TASK DIRECTIONS -
Which lines hold the word "Meteorología"? Copy each one.

-- start --

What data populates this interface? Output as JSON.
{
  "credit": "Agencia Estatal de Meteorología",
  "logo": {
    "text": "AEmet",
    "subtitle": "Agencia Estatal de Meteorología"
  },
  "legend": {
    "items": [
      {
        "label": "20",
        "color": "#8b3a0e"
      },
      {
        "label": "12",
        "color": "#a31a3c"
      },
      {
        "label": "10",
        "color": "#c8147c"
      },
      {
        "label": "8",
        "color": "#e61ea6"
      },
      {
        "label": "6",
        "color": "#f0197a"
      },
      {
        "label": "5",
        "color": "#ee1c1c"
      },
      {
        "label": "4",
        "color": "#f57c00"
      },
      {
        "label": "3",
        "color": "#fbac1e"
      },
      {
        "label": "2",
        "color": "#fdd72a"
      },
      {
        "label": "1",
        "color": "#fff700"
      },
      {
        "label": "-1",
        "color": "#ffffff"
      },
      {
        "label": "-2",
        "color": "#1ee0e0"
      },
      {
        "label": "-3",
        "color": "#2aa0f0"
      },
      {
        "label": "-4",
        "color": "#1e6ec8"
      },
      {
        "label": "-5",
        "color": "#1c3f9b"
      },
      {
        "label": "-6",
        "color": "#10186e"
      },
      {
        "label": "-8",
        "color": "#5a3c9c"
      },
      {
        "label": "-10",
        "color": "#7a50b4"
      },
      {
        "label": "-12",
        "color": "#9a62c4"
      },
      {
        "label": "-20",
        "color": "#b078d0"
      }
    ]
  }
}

-- end --

SOLUTION TO THIS EXERCISE -
  "credit": "Agencia Estatal de Meteorología",
    "subtitle": "Agencia Estatal de Meteorología"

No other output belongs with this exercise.